Por Carlos Díaz

Hubo un momento en que la psicología moderna desterró para siempre, erróneamente, los buenos libros de caracterología (por ejemplo, el Tratado del carácter de Emmanuel Mounier), y ahora proliferan los malos, por ejemplo, El hombre que estaba rodeado de idiotas: cómo entender a aquellos que no podemos entender, de Thomas Erikson. Esta nueva caracterología cromática ha resultado un revival exitoso entre los aficionados a los eneagramas o a la curación por las flores de Bach (no me refiero al músico, sino a lo que Bach significa en alemán: arroyo). Son caracterologías de baratillo que sólo sirven para un twit, es decir, para un berzotas, conforme a uno de los significados de dicho término inglés. Según ella, los rojos se preguntan por el qué, los amarillos por el quién, los azules por el porqué. Los verdes quieren saber cómo.

_QUÉ SE PIDE_
• A. Resume en dos oraciones el texto sobre caracterología.
• B. Copia literalmente, por favor, el pasaje del texto sobre caracterología desde "Por Carlos Díaz" hasta "quieren saber cómo.".

_ENTRADAS PROPORCIONADAS_

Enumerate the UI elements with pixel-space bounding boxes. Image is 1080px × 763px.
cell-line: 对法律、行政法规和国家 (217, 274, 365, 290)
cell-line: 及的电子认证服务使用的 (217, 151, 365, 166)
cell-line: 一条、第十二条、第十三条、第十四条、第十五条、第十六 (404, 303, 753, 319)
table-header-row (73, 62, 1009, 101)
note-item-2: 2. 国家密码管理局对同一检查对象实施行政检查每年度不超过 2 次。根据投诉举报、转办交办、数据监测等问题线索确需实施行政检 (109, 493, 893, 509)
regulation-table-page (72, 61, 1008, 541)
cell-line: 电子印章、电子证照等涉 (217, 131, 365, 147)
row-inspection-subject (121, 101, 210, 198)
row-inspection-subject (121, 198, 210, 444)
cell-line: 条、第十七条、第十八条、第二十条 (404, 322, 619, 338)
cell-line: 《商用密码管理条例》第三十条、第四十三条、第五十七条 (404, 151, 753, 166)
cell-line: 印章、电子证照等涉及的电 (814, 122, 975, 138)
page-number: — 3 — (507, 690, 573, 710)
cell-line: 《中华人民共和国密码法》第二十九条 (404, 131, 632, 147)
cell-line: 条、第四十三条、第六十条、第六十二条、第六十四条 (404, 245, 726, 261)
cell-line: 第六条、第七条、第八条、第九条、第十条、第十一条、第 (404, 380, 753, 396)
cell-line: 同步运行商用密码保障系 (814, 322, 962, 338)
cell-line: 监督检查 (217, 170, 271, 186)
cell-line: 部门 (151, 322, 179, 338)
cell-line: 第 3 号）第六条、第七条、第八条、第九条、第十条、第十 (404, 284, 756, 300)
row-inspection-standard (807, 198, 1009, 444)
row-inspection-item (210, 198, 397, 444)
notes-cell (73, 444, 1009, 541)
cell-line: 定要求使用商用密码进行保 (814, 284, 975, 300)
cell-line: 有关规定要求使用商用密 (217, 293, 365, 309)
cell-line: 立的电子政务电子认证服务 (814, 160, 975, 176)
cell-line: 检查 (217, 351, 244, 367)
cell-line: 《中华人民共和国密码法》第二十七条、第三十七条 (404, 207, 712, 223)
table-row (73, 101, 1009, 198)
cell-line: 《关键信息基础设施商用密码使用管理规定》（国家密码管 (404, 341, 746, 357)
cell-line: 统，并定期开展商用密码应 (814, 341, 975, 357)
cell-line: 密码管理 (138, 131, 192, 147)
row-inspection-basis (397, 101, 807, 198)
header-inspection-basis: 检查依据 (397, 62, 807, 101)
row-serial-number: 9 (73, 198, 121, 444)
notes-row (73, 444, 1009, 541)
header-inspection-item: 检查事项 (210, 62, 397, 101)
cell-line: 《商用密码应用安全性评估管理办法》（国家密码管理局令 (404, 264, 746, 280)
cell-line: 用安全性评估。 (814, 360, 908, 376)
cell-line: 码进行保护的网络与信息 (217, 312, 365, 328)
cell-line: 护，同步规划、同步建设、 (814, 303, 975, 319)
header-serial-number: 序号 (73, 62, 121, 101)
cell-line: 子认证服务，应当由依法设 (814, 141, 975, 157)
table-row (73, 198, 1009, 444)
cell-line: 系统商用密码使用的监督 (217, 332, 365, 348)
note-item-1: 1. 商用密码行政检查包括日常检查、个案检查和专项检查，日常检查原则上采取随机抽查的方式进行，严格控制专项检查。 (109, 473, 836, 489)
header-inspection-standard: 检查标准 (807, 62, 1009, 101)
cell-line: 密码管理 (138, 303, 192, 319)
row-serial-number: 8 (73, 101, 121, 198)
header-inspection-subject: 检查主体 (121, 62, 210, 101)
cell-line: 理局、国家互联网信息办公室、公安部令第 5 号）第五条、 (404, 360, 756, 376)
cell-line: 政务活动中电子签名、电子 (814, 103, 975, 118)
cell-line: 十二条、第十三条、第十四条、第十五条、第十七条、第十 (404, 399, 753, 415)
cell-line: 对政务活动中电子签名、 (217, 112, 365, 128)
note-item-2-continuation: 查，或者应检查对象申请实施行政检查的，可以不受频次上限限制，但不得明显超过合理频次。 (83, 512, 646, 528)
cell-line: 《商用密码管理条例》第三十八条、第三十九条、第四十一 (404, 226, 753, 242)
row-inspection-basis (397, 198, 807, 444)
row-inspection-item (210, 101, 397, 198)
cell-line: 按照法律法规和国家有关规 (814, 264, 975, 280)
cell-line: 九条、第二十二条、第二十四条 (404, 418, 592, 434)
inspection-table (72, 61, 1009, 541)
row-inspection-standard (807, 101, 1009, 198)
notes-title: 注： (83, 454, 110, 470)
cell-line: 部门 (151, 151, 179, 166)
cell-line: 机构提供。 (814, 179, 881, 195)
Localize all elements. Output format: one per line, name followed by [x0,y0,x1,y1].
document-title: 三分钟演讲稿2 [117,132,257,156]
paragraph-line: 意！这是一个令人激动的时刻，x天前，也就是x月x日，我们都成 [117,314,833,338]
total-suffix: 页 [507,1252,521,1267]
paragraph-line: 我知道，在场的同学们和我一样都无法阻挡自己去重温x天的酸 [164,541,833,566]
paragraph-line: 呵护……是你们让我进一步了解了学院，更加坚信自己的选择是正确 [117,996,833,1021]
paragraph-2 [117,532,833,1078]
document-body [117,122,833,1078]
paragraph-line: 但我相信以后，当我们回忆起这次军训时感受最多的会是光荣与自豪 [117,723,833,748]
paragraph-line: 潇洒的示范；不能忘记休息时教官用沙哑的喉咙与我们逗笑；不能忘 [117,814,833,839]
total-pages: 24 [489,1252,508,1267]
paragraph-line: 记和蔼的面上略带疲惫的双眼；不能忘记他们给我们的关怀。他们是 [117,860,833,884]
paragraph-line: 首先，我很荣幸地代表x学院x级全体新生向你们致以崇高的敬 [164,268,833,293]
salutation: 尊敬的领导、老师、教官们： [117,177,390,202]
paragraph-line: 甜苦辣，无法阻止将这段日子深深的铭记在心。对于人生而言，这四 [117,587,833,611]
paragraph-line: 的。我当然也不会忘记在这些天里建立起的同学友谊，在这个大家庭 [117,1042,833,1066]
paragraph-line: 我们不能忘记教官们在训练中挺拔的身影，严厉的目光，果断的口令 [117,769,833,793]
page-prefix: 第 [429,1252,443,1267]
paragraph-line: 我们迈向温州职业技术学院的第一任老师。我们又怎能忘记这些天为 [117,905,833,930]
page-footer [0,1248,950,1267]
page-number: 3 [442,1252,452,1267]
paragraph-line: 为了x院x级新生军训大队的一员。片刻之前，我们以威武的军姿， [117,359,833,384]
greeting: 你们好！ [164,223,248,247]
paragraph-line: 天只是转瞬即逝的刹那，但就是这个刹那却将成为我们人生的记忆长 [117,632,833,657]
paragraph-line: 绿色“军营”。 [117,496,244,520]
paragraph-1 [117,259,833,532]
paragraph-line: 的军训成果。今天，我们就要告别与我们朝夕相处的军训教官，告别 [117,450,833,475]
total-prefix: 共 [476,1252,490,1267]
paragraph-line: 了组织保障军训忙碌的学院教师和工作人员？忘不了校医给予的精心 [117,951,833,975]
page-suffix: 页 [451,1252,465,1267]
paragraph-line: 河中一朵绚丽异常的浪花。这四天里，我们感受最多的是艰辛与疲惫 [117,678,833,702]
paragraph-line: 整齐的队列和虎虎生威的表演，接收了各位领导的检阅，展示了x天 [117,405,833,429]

_TAREAS RESUELTAS_
• A. Según el texto, la psicología moderna desterró erróneamente los buenos libros de caracterología, como el Tratado del carácter de Emmanuel Mounier, y ahora proliferan los malos, como el de Thomas Erikson. Esta nueva caracterología cromática, que el texto llama "de baratillo", sostiene que los rojos se preguntan por el qué, los amarillos por el quién, los azules por el porqué y los verdes por el cómo.

• B.
Por Carlos Díaz

Hubo un momento en que la psicología moderna desterró para siempre, erróneamente, los buenos libros de caracterología (por ejemplo, el Tratado del carácter de Emmanuel Mounier), y ahora proliferan los malos, por ejemplo, El hombre que estaba rodeado de idiotas: cómo entender a aquellos que no podemos entender, de Thomas Erikson. Esta nueva caracterología cromática ha resultado un revival exitoso entre los aficionados a los eneagramas o a la curación por las flores de Bach (no me refiero al músico, sino a lo que Bach significa en alemán: arroyo). Son caracterologías de baratillo que sólo sirven para un twit, es decir, para un berzotas, conforme a uno de los significados de dicho término inglés. Según ella, los rojos se preguntan por el qué, los amarillos por el quién, los azules por el porqué. Los verdes quieren saber cómo.